== SUPPLIED RECORDS ==
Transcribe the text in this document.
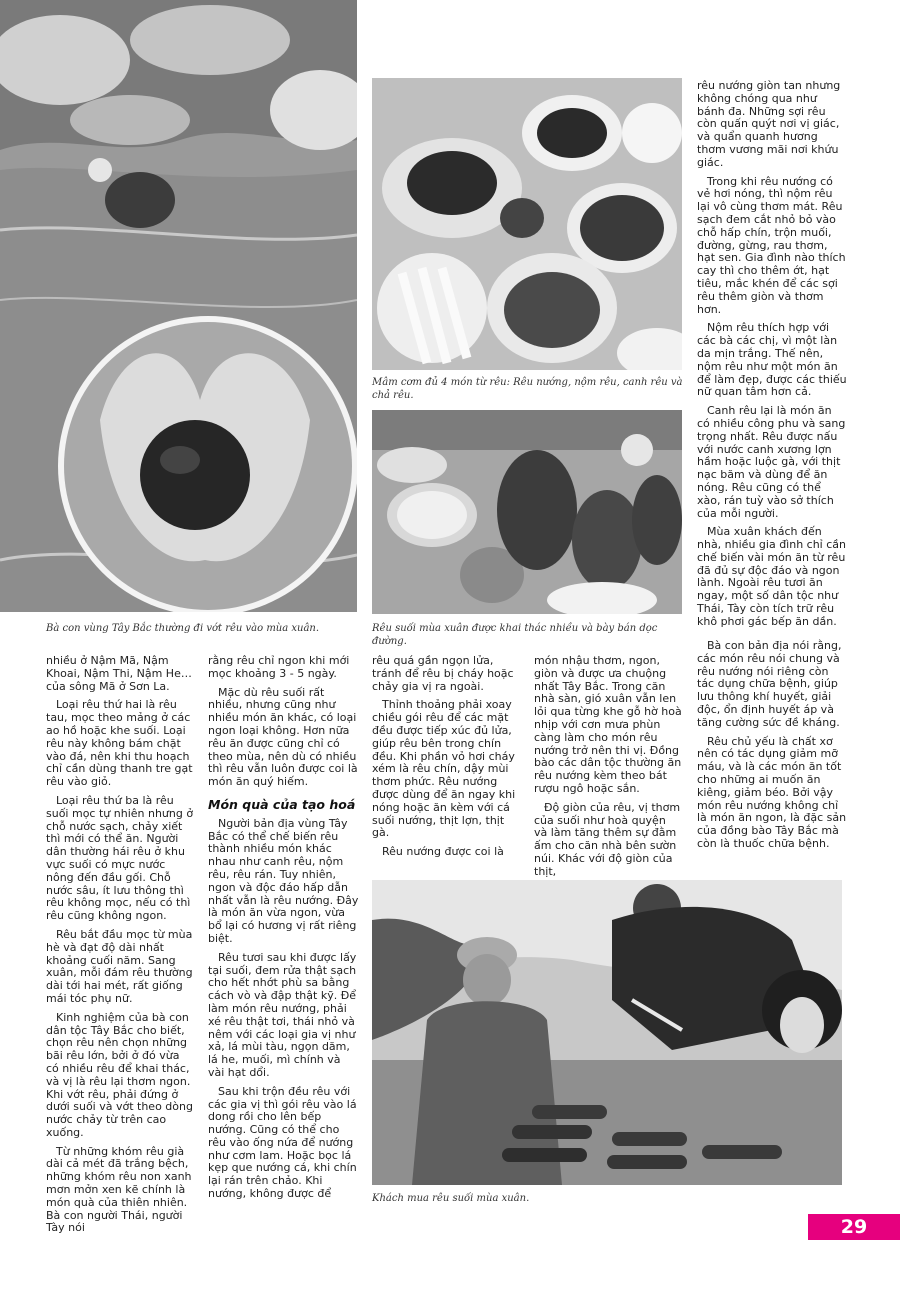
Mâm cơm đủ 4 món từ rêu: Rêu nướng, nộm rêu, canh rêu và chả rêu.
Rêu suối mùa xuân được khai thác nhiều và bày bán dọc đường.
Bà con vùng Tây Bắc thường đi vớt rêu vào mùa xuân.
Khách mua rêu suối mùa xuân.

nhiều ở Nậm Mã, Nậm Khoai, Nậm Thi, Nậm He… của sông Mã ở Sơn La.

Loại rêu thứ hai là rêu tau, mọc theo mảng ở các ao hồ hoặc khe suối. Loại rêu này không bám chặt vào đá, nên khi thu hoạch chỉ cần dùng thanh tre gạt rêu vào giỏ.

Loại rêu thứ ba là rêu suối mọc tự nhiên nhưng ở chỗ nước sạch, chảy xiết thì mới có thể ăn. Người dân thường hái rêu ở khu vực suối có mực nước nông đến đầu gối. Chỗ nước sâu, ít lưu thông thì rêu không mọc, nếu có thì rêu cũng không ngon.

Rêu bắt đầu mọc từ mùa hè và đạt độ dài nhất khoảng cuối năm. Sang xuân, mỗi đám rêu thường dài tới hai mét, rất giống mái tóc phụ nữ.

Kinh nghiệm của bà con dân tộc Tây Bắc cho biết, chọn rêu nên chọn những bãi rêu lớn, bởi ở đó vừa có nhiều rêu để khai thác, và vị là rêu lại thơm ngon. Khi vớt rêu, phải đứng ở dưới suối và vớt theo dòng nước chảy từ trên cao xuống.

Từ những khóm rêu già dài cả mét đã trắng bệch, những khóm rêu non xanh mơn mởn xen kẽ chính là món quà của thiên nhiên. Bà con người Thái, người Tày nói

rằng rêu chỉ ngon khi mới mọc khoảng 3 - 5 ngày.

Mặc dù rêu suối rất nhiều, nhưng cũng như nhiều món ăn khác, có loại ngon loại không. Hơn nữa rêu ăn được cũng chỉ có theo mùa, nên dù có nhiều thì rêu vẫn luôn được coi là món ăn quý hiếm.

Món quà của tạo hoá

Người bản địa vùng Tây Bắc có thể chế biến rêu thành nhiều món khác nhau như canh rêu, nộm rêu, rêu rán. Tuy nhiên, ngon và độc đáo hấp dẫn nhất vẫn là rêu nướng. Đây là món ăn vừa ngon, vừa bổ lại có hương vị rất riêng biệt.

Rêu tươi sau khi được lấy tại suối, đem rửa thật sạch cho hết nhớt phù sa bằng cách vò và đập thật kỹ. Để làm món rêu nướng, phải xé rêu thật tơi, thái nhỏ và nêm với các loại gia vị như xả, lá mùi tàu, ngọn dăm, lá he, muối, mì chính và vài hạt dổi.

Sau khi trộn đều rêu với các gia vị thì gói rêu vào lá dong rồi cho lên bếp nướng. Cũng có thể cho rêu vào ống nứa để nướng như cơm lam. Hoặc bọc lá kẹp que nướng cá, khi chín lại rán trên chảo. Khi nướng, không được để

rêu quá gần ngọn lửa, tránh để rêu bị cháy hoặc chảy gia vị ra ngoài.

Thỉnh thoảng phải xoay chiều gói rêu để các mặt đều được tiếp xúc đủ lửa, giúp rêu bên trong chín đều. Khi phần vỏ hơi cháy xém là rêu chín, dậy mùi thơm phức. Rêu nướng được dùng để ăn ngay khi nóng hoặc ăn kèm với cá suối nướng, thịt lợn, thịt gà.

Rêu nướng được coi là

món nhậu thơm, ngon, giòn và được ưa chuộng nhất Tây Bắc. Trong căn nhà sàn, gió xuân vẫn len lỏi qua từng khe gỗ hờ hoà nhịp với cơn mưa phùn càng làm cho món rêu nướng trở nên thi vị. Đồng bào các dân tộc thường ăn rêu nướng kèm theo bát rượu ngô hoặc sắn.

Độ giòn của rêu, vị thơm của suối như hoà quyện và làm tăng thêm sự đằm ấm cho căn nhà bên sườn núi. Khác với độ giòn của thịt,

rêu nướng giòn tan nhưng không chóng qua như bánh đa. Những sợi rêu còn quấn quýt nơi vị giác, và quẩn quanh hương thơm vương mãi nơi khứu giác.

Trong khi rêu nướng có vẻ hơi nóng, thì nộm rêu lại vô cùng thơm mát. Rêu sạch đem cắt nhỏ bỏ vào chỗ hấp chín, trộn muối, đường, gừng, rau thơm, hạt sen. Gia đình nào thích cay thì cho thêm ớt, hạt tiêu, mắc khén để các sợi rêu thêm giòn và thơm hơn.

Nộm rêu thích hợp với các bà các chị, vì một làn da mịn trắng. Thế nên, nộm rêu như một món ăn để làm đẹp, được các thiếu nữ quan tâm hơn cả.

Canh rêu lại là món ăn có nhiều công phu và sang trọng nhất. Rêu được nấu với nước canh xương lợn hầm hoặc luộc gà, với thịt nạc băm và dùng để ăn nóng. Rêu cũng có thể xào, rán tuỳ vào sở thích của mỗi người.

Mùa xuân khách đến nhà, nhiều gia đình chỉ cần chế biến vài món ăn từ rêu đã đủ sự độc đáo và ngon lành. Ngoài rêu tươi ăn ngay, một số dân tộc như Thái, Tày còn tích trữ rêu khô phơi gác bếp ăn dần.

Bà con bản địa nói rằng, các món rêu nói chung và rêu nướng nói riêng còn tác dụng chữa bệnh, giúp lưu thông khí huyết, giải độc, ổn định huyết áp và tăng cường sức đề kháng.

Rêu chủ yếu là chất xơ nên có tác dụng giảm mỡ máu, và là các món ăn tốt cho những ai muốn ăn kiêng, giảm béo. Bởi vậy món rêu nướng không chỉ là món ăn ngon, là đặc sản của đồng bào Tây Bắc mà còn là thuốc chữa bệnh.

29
---
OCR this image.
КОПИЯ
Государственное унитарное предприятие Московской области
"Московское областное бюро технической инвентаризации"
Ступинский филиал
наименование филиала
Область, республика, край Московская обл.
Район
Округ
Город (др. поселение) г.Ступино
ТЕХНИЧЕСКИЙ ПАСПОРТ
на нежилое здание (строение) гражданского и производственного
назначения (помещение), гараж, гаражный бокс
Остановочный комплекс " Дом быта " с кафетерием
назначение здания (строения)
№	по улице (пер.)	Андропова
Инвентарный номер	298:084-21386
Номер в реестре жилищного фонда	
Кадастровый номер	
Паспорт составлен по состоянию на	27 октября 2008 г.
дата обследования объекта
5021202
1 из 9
* * *
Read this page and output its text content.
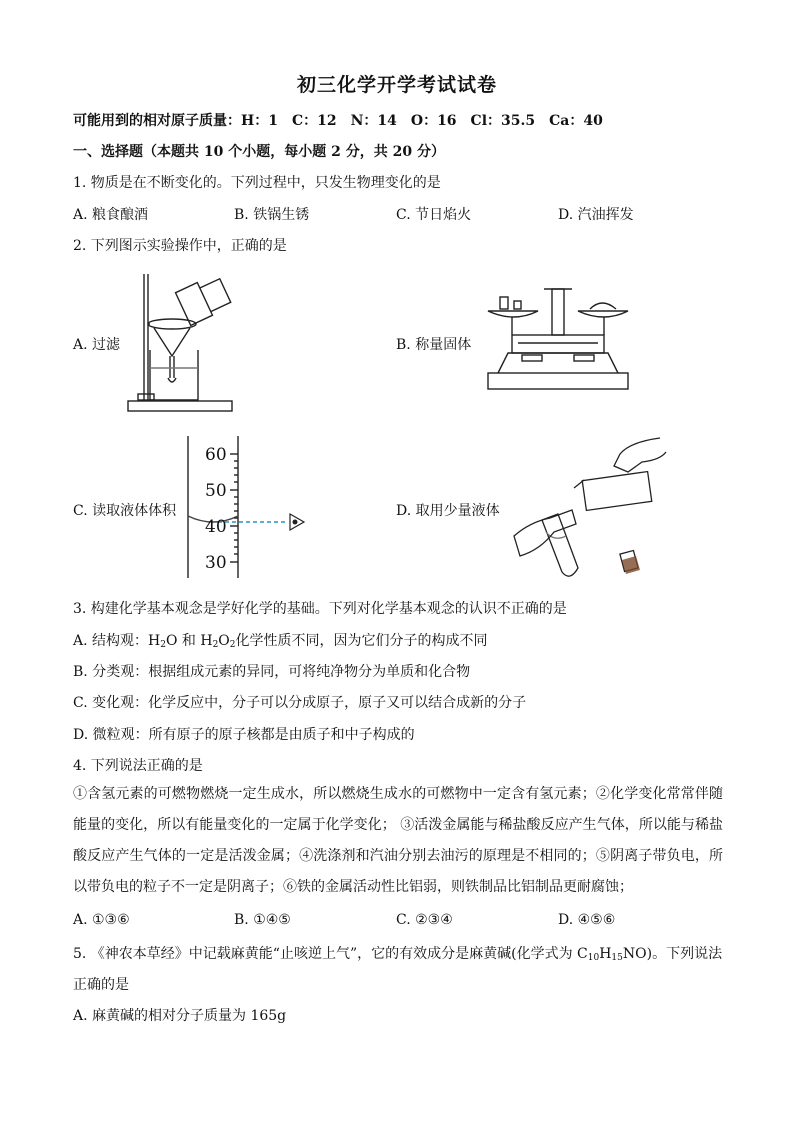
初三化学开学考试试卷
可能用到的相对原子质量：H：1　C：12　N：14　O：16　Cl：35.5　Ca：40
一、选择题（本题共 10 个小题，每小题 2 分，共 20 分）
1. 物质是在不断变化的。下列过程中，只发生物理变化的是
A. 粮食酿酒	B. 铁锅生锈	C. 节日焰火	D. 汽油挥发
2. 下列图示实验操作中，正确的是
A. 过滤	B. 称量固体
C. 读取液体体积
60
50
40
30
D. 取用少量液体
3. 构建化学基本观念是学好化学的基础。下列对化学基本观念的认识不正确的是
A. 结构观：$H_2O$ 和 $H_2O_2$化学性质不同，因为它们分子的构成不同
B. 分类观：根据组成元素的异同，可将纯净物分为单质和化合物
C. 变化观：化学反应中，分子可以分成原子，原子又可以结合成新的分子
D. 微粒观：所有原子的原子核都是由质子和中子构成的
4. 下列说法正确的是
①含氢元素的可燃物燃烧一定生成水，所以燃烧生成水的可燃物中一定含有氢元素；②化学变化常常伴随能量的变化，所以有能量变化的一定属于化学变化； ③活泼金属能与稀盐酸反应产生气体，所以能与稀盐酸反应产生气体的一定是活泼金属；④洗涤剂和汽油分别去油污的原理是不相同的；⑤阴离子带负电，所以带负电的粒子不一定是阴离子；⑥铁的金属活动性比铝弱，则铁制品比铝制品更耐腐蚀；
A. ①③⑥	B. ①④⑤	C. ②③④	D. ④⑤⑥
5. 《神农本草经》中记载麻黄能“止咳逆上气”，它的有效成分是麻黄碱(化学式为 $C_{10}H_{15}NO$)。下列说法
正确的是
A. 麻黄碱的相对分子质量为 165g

== GIVEN PROBLEM ==
Of the lines in the listing above, how many hold the string "this"? Reply with the number only.

== ANSWER TO THE TASK ==
3